[Collected data entries]
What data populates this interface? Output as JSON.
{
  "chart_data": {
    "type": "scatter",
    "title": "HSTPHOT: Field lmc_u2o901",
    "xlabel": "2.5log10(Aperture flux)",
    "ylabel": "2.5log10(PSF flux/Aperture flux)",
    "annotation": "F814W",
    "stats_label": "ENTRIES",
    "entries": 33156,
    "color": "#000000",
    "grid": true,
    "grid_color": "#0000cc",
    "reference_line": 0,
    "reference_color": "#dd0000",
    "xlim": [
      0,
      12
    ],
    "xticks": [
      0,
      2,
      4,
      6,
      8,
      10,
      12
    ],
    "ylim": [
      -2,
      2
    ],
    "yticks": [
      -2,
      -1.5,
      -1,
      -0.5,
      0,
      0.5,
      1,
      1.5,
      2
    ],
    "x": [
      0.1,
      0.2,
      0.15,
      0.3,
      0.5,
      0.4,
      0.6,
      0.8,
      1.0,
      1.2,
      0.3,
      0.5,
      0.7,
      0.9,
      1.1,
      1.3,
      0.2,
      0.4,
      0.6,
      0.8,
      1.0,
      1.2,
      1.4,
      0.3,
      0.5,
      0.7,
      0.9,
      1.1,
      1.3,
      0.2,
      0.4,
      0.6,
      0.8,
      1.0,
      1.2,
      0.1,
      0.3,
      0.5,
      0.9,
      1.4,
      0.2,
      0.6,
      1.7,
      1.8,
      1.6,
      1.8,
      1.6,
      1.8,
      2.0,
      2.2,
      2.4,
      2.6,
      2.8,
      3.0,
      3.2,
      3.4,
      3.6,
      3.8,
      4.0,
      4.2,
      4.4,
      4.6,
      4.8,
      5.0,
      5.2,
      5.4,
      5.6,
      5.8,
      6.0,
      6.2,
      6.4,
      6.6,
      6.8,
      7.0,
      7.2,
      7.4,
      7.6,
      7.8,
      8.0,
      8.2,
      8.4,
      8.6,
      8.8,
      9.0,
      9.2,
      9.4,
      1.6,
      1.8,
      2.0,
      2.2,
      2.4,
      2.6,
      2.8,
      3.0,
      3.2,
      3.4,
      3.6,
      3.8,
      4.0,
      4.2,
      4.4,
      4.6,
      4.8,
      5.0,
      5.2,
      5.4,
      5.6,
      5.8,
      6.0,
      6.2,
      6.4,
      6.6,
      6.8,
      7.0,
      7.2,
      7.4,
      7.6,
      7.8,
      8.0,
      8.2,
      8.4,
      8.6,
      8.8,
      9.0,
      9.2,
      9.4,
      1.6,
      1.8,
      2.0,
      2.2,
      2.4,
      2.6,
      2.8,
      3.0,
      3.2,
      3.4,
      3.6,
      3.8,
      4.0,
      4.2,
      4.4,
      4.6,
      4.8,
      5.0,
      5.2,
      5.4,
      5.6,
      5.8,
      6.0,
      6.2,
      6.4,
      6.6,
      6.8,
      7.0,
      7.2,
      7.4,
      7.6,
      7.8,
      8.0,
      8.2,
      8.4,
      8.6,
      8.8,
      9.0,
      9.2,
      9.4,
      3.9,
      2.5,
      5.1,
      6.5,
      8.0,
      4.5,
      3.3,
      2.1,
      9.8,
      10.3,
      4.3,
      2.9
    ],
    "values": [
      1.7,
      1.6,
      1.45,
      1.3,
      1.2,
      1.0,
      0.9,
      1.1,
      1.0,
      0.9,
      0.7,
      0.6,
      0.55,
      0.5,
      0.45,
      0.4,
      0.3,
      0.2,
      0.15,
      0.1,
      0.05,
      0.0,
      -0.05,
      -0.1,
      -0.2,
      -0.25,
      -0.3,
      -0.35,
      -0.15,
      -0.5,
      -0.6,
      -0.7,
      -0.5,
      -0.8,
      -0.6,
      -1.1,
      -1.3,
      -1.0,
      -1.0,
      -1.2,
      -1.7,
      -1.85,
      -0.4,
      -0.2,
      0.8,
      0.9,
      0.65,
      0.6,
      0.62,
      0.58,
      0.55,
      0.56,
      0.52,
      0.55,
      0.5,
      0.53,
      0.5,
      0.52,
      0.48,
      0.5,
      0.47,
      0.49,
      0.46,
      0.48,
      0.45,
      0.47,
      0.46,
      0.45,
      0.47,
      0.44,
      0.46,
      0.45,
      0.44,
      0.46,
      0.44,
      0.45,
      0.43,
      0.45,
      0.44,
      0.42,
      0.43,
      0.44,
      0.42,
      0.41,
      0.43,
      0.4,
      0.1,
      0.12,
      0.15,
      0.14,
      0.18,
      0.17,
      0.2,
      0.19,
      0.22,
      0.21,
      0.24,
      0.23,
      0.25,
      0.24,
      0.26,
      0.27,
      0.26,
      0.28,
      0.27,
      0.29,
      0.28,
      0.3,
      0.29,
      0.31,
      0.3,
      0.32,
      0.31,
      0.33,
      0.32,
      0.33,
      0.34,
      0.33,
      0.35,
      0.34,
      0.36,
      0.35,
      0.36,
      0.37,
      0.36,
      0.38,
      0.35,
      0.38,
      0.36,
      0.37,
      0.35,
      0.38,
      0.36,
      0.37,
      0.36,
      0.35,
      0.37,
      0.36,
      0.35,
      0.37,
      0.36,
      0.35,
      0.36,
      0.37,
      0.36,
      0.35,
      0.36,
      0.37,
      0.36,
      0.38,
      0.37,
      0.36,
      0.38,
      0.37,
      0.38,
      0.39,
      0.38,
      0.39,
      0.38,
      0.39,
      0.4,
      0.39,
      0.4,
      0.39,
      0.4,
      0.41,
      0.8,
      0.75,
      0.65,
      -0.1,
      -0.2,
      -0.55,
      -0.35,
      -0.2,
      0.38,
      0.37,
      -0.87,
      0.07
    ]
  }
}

(Instruction) Where a line above contains the word "flux", copy that line.

(Reply to the task)
    "xlabel": "2.5log10(Aperture flux)",
    "ylabel": "2.5log10(PSF flux/Aperture flux)",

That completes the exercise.